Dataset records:

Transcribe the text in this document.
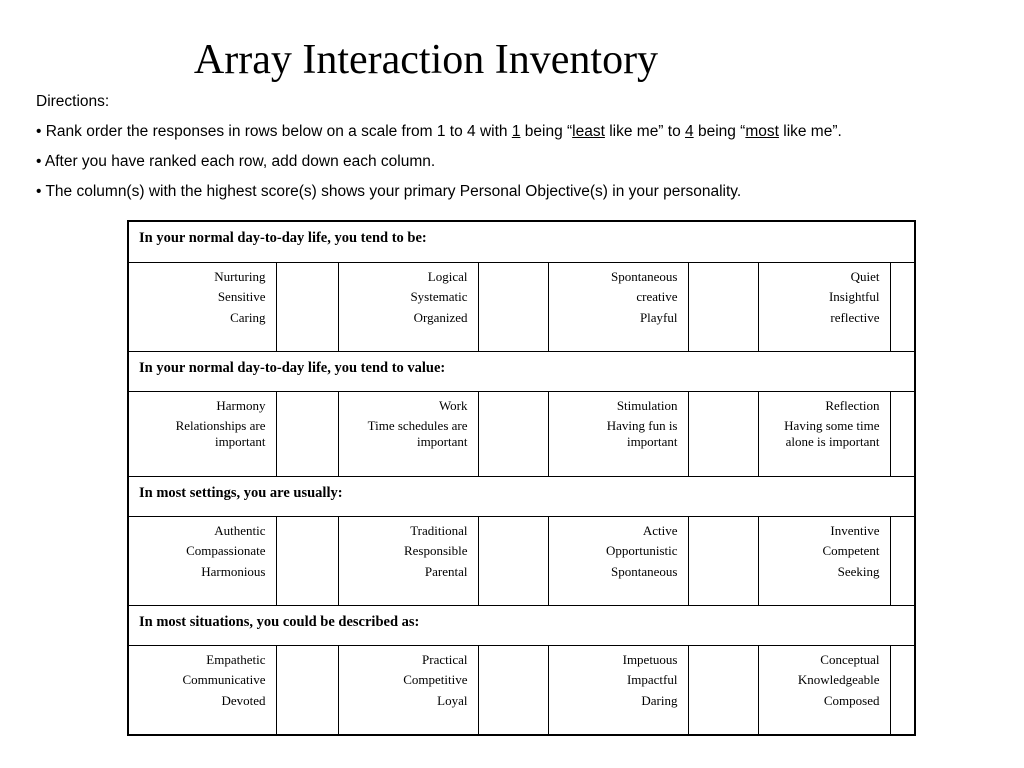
Array Interaction Inventory

Directions:

• Rank order the responses in rows below on a scale from 1 to 4 with 1 being “least like me” to 4 being “most like me”.

• After you have ranked each row, add down each column.

• The column(s) with the highest score(s) shows your primary Personal Objective(s) in your personality.

In your normal day-to-day life, you tend to be:							

Nurturing
Sensitive
Caring		Logical
Systematic
Organized		Spontaneous
creative
Playful		Quiet
Insightful
reflective	

In your normal day-to-day life, you tend to value:							

Harmony
Relationships are
important		Work
Time schedules are
important		Stimulation
Having fun is
important		Reflection
Having some time
alone is important	

In most settings, you are usually:							

Authentic
Compassionate
Harmonious		Traditional
Responsible
Parental		Active
Opportunistic
Spontaneous		Inventive
Competent
Seeking	

In most situations, you could be described as:							

Empathetic
Communicative
Devoted		Practical
Competitive
Loyal		Impetuous
Impactful
Daring		Conceptual
Knowledgeable
Composed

§ **WRITTEN EXERCISE**: Copy all the lines of data exactly as they appear, dropping any images.

§ **EXERCISE RESULT**:
Transcribe the text in this document.
Array Interaction Inventory

Directions:

• Rank order the responses in rows below on a scale from 1 to 4 with 1 being “least like me” to 4 being “most like me”.

• After you have ranked each row, add down each column.

• The column(s) with the highest score(s) shows your primary Personal Objective(s) in your personality.

In your normal day-to-day life, you tend to be:							

Nurturing
Sensitive
Caring		Logical
Systematic
Organized		Spontaneous
creative
Playful		Quiet
Insightful
reflective	

In your normal day-to-day life, you tend to value:							

Harmony
Relationships are
important		Work
Time schedules are
important		Stimulation
Having fun is
important		Reflection
Having some time
alone is important	

In most settings, you are usually:							

Authentic
Compassionate
Harmonious		Traditional
Responsible
Parental		Active
Opportunistic
Spontaneous		Inventive
Competent
Seeking	

In most situations, you could be described as:							

Empathetic
Communicative
Devoted		Practical
Competitive
Loyal		Impetuous
Impactful
Daring		Conceptual
Knowledgeable
Composed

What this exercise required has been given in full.